## Data rows
------------------------------
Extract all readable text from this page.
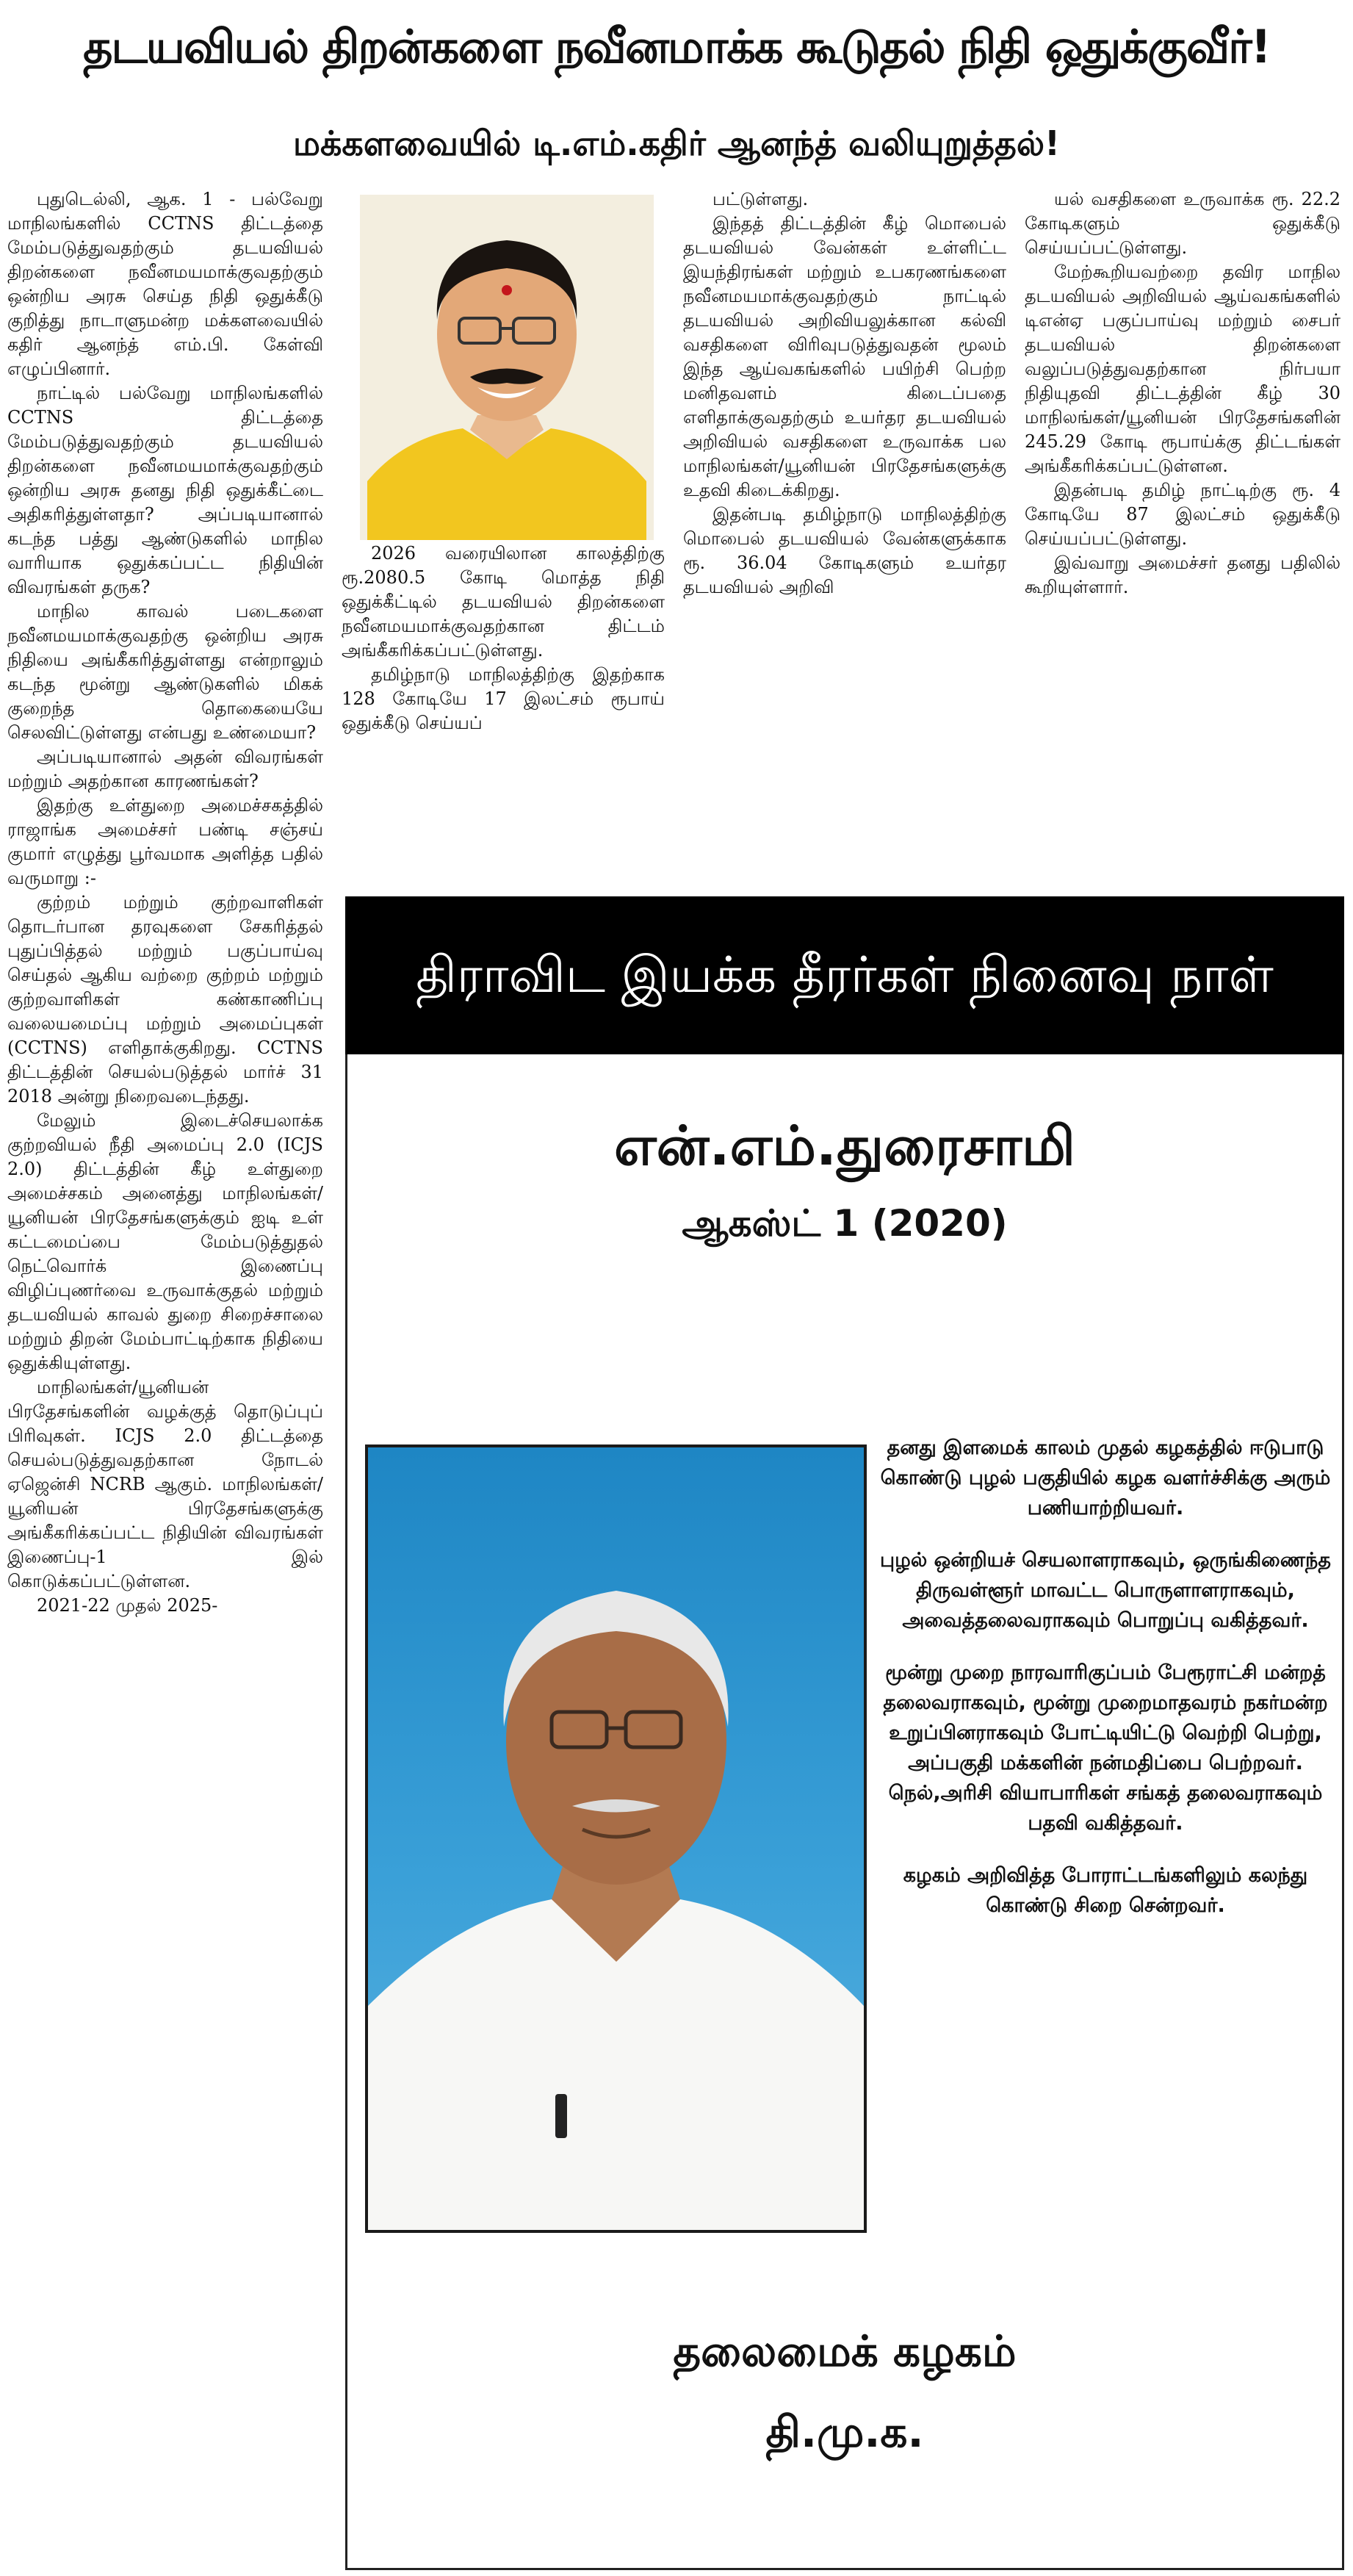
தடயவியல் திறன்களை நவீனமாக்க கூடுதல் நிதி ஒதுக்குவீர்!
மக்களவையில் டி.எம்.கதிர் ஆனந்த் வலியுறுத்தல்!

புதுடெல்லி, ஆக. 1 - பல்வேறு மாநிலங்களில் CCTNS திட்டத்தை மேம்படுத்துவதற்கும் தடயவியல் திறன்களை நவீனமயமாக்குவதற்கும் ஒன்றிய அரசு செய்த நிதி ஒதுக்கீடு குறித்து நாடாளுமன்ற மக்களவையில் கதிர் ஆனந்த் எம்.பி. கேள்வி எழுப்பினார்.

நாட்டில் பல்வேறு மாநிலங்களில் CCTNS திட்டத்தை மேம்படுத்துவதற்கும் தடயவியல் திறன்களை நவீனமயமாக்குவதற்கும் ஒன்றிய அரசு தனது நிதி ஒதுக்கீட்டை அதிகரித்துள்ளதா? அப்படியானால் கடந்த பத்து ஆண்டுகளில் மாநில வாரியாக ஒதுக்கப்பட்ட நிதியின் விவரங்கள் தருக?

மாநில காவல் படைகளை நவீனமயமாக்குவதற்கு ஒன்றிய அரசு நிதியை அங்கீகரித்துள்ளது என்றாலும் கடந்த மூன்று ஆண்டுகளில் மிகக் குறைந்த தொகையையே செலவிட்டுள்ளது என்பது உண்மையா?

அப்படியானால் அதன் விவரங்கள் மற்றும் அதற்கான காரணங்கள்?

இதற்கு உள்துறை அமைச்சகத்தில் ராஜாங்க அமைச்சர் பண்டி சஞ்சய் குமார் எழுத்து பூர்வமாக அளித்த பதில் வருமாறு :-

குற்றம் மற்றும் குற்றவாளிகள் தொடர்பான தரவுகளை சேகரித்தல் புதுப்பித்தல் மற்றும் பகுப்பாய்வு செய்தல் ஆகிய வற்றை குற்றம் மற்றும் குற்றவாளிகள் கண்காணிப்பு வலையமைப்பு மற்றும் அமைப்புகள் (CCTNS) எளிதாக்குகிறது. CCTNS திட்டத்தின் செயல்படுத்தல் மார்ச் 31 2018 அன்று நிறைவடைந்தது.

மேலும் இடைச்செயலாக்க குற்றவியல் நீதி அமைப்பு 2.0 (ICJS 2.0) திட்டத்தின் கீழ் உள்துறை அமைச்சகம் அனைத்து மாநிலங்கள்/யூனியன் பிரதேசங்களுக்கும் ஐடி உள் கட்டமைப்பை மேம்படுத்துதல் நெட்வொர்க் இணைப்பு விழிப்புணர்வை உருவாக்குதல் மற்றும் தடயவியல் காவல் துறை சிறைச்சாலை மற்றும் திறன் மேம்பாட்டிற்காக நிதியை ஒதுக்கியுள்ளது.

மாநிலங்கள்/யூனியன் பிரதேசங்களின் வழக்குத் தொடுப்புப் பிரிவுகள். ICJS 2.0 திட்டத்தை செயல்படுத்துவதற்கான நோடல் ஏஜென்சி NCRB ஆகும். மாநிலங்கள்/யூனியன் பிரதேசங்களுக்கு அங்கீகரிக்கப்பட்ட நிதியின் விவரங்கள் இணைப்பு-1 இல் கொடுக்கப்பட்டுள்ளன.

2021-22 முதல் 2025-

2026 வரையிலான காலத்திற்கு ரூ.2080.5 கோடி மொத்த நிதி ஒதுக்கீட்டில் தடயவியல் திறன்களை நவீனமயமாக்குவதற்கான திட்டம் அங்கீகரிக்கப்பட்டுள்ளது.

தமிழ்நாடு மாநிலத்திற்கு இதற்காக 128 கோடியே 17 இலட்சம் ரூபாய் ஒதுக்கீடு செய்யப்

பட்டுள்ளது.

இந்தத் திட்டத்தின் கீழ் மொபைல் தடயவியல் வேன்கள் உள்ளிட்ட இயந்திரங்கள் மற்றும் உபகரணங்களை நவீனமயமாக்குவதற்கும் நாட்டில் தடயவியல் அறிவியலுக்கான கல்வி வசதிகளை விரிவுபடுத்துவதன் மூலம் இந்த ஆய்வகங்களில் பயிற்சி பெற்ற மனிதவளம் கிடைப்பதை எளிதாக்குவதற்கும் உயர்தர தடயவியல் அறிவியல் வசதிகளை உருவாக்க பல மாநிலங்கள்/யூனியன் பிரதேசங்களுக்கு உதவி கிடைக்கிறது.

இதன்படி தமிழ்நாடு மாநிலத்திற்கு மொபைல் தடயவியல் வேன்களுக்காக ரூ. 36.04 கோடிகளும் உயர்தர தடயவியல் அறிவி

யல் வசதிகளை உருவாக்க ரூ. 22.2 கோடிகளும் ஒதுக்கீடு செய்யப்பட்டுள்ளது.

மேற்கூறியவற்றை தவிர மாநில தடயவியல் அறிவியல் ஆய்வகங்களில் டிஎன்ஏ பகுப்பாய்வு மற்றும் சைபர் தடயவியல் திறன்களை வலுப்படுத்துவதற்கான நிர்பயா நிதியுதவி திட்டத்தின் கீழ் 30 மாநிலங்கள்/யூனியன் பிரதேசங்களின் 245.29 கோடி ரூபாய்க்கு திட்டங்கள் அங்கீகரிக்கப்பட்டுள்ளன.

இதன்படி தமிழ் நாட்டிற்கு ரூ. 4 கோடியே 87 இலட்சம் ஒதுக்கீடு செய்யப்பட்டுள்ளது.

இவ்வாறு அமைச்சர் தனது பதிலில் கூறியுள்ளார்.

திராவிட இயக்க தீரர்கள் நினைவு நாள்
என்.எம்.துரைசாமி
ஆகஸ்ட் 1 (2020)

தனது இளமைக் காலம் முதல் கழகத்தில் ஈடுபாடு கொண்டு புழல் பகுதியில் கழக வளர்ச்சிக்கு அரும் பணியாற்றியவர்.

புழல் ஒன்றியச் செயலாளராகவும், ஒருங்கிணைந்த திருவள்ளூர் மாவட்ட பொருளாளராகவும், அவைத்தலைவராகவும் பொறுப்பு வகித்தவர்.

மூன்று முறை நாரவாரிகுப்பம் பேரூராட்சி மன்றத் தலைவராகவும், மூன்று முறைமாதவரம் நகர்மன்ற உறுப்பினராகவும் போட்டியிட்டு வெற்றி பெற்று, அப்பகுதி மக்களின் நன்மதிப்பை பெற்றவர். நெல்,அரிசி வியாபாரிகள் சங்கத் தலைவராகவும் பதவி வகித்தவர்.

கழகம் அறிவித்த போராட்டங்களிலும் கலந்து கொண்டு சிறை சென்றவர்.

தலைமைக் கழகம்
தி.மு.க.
------------------------------
## Your goal
Exclude the pictures and transcribe all of the entries exactly.

## Answer to the problem
Extract all readable text from this page.
தடயவியல் திறன்களை நவீனமாக்க கூடுதல் நிதி ஒதுக்குவீர்!
மக்களவையில் டி.எம்.கதிர் ஆனந்த் வலியுறுத்தல்!

புதுடெல்லி, ஆக. 1 - பல்வேறு மாநிலங்களில் CCTNS திட்டத்தை மேம்படுத்துவதற்கும் தடயவியல் திறன்களை நவீனமயமாக்குவதற்கும் ஒன்றிய அரசு செய்த நிதி ஒதுக்கீடு குறித்து நாடாளுமன்ற மக்களவையில் கதிர் ஆனந்த் எம்.பி. கேள்வி எழுப்பினார்.

நாட்டில் பல்வேறு மாநிலங்களில் CCTNS திட்டத்தை மேம்படுத்துவதற்கும் தடயவியல் திறன்களை நவீனமயமாக்குவதற்கும் ஒன்றிய அரசு தனது நிதி ஒதுக்கீட்டை அதிகரித்துள்ளதா? அப்படியானால் கடந்த பத்து ஆண்டுகளில் மாநில வாரியாக ஒதுக்கப்பட்ட நிதியின் விவரங்கள் தருக?

மாநில காவல் படைகளை நவீனமயமாக்குவதற்கு ஒன்றிய அரசு நிதியை அங்கீகரித்துள்ளது என்றாலும் கடந்த மூன்று ஆண்டுகளில் மிகக் குறைந்த தொகையையே செலவிட்டுள்ளது என்பது உண்மையா?

அப்படியானால் அதன் விவரங்கள் மற்றும் அதற்கான காரணங்கள்?

இதற்கு உள்துறை அமைச்சகத்தில் ராஜாங்க அமைச்சர் பண்டி சஞ்சய் குமார் எழுத்து பூர்வமாக அளித்த பதில் வருமாறு :-

குற்றம் மற்றும் குற்றவாளிகள் தொடர்பான தரவுகளை சேகரித்தல் புதுப்பித்தல் மற்றும் பகுப்பாய்வு செய்தல் ஆகிய வற்றை குற்றம் மற்றும் குற்றவாளிகள் கண்காணிப்பு வலையமைப்பு மற்றும் அமைப்புகள் (CCTNS) எளிதாக்குகிறது. CCTNS திட்டத்தின் செயல்படுத்தல் மார்ச் 31 2018 அன்று நிறைவடைந்தது.

மேலும் இடைச்செயலாக்க குற்றவியல் நீதி அமைப்பு 2.0 (ICJS 2.0) திட்டத்தின் கீழ் உள்துறை அமைச்சகம் அனைத்து மாநிலங்கள்/யூனியன் பிரதேசங்களுக்கும் ஐடி உள் கட்டமைப்பை மேம்படுத்துதல் நெட்வொர்க் இணைப்பு விழிப்புணர்வை உருவாக்குதல் மற்றும் தடயவியல் காவல் துறை சிறைச்சாலை மற்றும் திறன் மேம்பாட்டிற்காக நிதியை ஒதுக்கியுள்ளது.

மாநிலங்கள்/யூனியன் பிரதேசங்களின் வழக்குத் தொடுப்புப் பிரிவுகள். ICJS 2.0 திட்டத்தை செயல்படுத்துவதற்கான நோடல் ஏஜென்சி NCRB ஆகும். மாநிலங்கள்/யூனியன் பிரதேசங்களுக்கு அங்கீகரிக்கப்பட்ட நிதியின் விவரங்கள் இணைப்பு-1 இல் கொடுக்கப்பட்டுள்ளன.

2021-22 முதல் 2025-

2026 வரையிலான காலத்திற்கு ரூ.2080.5 கோடி மொத்த நிதி ஒதுக்கீட்டில் தடயவியல் திறன்களை நவீனமயமாக்குவதற்கான திட்டம் அங்கீகரிக்கப்பட்டுள்ளது.

தமிழ்நாடு மாநிலத்திற்கு இதற்காக 128 கோடியே 17 இலட்சம் ரூபாய் ஒதுக்கீடு செய்யப்

பட்டுள்ளது.

இந்தத் திட்டத்தின் கீழ் மொபைல் தடயவியல் வேன்கள் உள்ளிட்ட இயந்திரங்கள் மற்றும் உபகரணங்களை நவீனமயமாக்குவதற்கும் நாட்டில் தடயவியல் அறிவியலுக்கான கல்வி வசதிகளை விரிவுபடுத்துவதன் மூலம் இந்த ஆய்வகங்களில் பயிற்சி பெற்ற மனிதவளம் கிடைப்பதை எளிதாக்குவதற்கும் உயர்தர தடயவியல் அறிவியல் வசதிகளை உருவாக்க பல மாநிலங்கள்/யூனியன் பிரதேசங்களுக்கு உதவி கிடைக்கிறது.

இதன்படி தமிழ்நாடு மாநிலத்திற்கு மொபைல் தடயவியல் வேன்களுக்காக ரூ. 36.04 கோடிகளும் உயர்தர தடயவியல் அறிவி

யல் வசதிகளை உருவாக்க ரூ. 22.2 கோடிகளும் ஒதுக்கீடு செய்யப்பட்டுள்ளது.

மேற்கூறியவற்றை தவிர மாநில தடயவியல் அறிவியல் ஆய்வகங்களில் டிஎன்ஏ பகுப்பாய்வு மற்றும் சைபர் தடயவியல் திறன்களை வலுப்படுத்துவதற்கான நிர்பயா நிதியுதவி திட்டத்தின் கீழ் 30 மாநிலங்கள்/யூனியன் பிரதேசங்களின் 245.29 கோடி ரூபாய்க்கு திட்டங்கள் அங்கீகரிக்கப்பட்டுள்ளன.

இதன்படி தமிழ் நாட்டிற்கு ரூ. 4 கோடியே 87 இலட்சம் ஒதுக்கீடு செய்யப்பட்டுள்ளது.

இவ்வாறு அமைச்சர் தனது பதிலில் கூறியுள்ளார்.

திராவிட இயக்க தீரர்கள் நினைவு நாள்
என்.எம்.துரைசாமி
ஆகஸ்ட் 1 (2020)

தனது இளமைக் காலம் முதல் கழகத்தில் ஈடுபாடு கொண்டு புழல் பகுதியில் கழக வளர்ச்சிக்கு அரும் பணியாற்றியவர்.

புழல் ஒன்றியச் செயலாளராகவும், ஒருங்கிணைந்த திருவள்ளூர் மாவட்ட பொருளாளராகவும், அவைத்தலைவராகவும் பொறுப்பு வகித்தவர்.

மூன்று முறை நாரவாரிகுப்பம் பேரூராட்சி மன்றத் தலைவராகவும், மூன்று முறைமாதவரம் நகர்மன்ற உறுப்பினராகவும் போட்டியிட்டு வெற்றி பெற்று, அப்பகுதி மக்களின் நன்மதிப்பை பெற்றவர். நெல்,அரிசி வியாபாரிகள் சங்கத் தலைவராகவும் பதவி வகித்தவர்.

கழகம் அறிவித்த போராட்டங்களிலும் கலந்து கொண்டு சிறை சென்றவர்.

தலைமைக் கழகம்
தி.மு.க.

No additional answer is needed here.